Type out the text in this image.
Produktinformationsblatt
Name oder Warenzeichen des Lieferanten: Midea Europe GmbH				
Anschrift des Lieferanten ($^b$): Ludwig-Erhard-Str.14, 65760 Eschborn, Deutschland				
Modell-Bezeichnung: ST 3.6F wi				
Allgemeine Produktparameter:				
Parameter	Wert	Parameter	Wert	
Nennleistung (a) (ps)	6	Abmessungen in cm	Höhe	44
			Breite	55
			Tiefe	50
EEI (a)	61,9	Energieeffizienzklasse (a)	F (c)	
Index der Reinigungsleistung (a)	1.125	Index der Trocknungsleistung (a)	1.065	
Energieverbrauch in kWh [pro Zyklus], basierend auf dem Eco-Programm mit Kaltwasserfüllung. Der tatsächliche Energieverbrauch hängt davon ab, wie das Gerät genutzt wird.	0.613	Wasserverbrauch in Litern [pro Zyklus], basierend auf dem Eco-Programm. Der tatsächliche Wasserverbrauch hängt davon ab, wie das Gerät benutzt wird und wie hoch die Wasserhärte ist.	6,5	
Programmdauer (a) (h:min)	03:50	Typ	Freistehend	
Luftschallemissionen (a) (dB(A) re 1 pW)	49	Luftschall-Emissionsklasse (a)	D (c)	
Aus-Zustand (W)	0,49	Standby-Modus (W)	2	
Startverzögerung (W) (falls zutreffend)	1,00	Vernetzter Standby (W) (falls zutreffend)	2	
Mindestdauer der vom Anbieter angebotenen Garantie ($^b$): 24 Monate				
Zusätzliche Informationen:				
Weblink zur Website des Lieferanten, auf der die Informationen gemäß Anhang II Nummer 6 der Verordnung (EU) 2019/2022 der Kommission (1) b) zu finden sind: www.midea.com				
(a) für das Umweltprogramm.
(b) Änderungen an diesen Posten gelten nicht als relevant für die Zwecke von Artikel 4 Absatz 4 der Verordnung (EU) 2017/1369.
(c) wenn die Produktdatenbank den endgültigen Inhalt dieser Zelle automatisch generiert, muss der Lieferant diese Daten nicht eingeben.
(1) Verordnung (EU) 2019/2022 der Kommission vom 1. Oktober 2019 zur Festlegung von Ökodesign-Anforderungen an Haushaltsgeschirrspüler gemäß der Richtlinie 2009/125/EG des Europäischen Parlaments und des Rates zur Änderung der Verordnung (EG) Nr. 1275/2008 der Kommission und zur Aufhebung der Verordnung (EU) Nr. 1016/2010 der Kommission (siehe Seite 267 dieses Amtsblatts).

============

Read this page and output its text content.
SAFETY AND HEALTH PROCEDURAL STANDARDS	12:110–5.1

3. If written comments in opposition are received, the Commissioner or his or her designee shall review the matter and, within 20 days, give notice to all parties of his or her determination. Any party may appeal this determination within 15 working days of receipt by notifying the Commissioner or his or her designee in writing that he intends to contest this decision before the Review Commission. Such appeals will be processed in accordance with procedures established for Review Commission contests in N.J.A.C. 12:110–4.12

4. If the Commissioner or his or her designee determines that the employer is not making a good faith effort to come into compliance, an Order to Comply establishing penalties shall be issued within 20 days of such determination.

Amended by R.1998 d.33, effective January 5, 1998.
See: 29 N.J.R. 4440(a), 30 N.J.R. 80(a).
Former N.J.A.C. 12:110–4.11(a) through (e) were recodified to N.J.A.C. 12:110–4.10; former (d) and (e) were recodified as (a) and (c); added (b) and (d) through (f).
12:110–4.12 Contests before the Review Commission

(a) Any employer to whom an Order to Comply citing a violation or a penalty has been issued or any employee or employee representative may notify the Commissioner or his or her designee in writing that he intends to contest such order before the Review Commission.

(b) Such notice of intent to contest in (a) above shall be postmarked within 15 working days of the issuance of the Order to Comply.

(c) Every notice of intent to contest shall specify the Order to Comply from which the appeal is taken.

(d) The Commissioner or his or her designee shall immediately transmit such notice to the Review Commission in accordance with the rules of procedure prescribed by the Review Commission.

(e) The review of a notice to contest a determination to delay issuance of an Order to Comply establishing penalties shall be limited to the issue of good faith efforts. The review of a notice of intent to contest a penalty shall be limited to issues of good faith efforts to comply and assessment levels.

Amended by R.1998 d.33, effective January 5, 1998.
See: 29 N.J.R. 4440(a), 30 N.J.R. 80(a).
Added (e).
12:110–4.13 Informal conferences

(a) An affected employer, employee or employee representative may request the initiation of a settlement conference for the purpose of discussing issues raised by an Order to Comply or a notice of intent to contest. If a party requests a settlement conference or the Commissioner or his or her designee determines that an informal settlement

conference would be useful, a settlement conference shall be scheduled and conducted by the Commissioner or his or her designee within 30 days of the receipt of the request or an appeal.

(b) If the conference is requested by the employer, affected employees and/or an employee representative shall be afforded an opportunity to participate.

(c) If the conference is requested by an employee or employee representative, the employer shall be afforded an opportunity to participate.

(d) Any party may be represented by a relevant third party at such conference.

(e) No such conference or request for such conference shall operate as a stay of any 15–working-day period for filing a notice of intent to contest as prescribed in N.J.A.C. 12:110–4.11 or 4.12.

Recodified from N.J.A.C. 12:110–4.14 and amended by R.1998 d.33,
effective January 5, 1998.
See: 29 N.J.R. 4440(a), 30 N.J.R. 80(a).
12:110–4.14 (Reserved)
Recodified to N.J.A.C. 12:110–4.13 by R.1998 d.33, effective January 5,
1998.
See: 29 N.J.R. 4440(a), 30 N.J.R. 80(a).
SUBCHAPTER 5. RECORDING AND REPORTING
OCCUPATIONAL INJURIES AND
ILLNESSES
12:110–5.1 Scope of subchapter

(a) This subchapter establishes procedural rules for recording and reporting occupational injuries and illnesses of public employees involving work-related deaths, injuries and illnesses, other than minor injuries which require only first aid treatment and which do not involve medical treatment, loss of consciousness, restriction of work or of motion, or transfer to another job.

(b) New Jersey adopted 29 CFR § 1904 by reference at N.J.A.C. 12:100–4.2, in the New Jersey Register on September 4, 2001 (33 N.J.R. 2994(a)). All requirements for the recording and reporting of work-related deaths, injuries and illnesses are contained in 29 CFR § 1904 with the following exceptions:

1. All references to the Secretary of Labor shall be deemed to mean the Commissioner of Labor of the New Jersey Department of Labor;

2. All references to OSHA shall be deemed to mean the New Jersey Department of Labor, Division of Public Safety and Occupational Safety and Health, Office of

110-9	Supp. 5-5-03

============

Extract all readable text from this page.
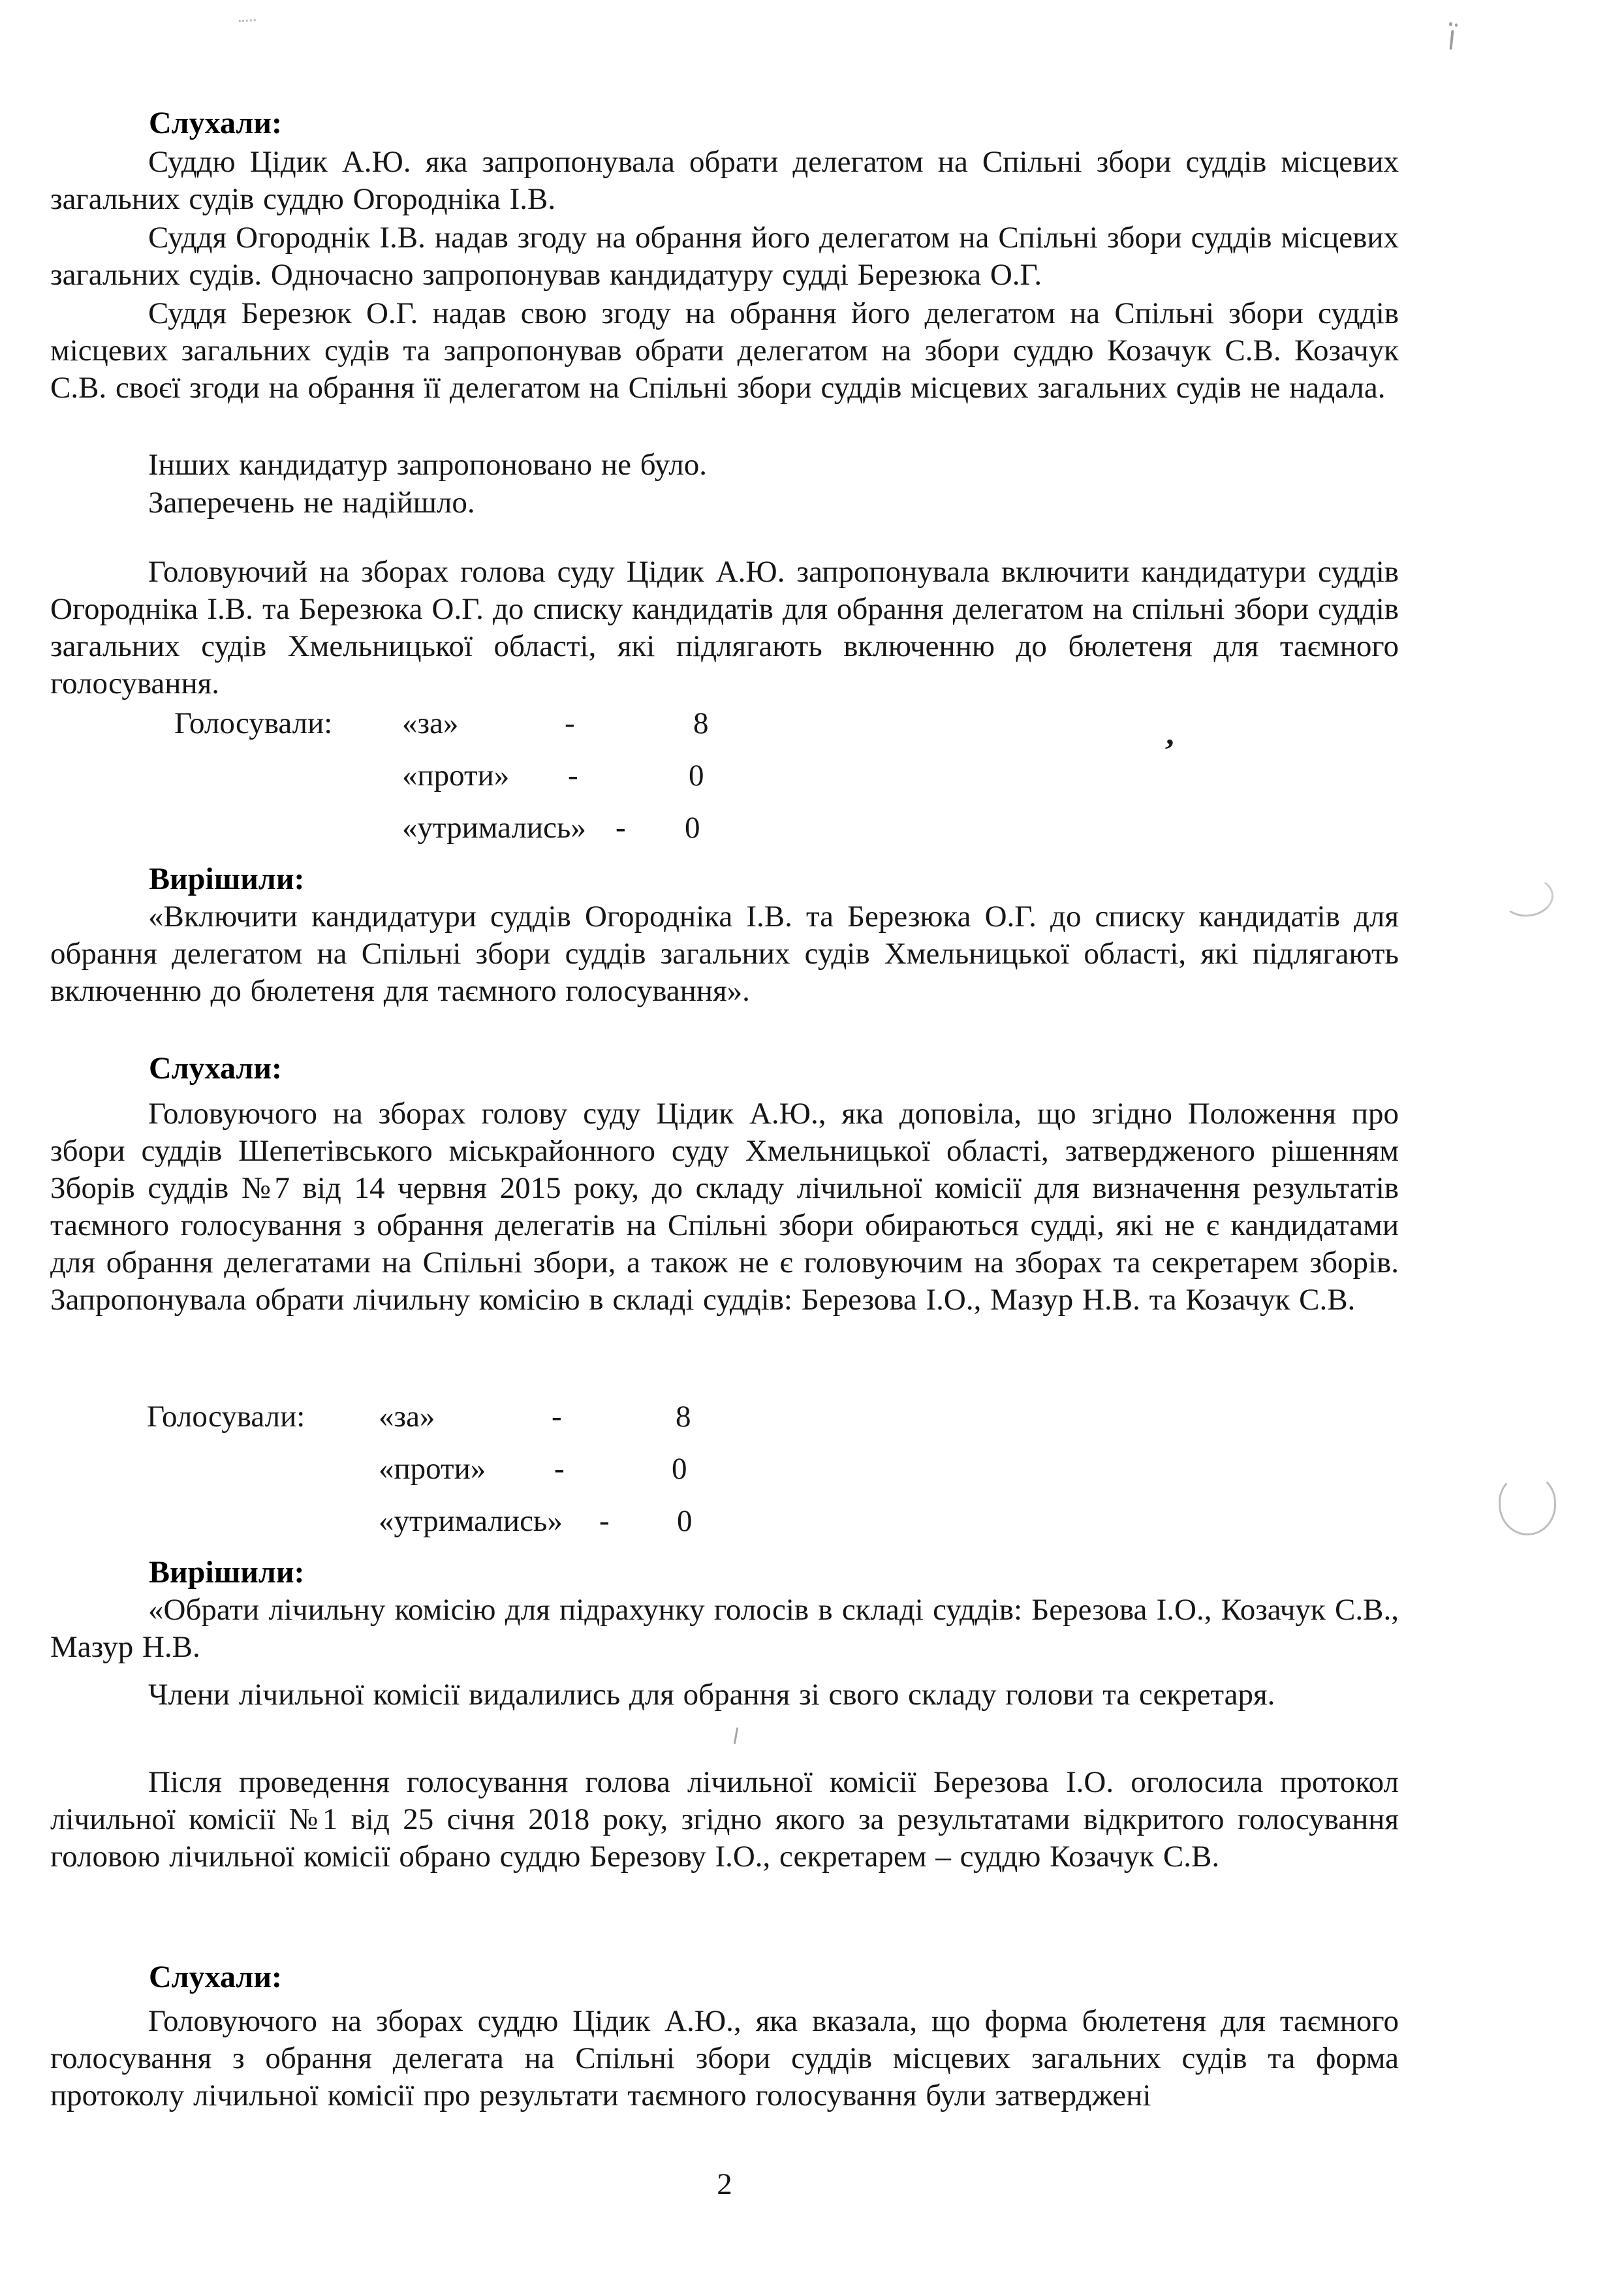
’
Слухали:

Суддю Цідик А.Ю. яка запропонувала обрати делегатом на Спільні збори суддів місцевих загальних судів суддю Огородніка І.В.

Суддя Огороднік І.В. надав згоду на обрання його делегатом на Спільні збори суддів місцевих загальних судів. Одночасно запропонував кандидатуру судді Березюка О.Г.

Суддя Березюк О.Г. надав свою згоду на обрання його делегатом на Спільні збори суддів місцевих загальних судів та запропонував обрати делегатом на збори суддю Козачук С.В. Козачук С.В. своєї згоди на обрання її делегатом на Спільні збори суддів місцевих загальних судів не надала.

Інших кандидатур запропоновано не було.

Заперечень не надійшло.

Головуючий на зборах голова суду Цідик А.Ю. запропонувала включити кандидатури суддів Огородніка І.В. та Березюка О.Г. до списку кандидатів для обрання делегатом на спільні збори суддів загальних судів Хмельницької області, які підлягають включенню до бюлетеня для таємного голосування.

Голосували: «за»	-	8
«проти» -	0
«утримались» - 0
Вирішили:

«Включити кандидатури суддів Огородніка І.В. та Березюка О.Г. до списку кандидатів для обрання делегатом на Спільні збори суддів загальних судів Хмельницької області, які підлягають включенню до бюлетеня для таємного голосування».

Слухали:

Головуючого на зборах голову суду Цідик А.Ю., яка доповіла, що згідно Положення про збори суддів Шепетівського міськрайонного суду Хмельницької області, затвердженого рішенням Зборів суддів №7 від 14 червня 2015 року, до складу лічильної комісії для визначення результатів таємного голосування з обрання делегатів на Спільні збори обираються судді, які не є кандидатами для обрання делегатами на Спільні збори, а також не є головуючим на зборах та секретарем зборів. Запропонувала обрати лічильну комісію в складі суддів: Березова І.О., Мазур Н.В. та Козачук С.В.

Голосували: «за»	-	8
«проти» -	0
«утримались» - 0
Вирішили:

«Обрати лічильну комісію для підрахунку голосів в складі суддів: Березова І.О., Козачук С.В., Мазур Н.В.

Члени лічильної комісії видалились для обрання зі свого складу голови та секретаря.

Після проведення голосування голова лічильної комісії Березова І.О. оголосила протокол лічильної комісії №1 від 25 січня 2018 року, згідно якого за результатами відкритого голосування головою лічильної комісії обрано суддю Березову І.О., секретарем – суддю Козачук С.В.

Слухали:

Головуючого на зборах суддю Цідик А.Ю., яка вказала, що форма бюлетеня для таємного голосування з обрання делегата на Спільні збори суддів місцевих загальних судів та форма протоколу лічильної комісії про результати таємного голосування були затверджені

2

============

- [JOB]
Gather each line of the listing that holds the string "Labor".

- [RESULT FOR THIS EXERCISE]
1. All references to the Secretary of Labor shall be deemed to mean the Commissioner of Labor of the New Jersey Department of Labor;
2. All references to OSHA shall be deemed to mean the New Jersey Department of Labor, Division of Public Safety and Occupational Safety and Health, Office of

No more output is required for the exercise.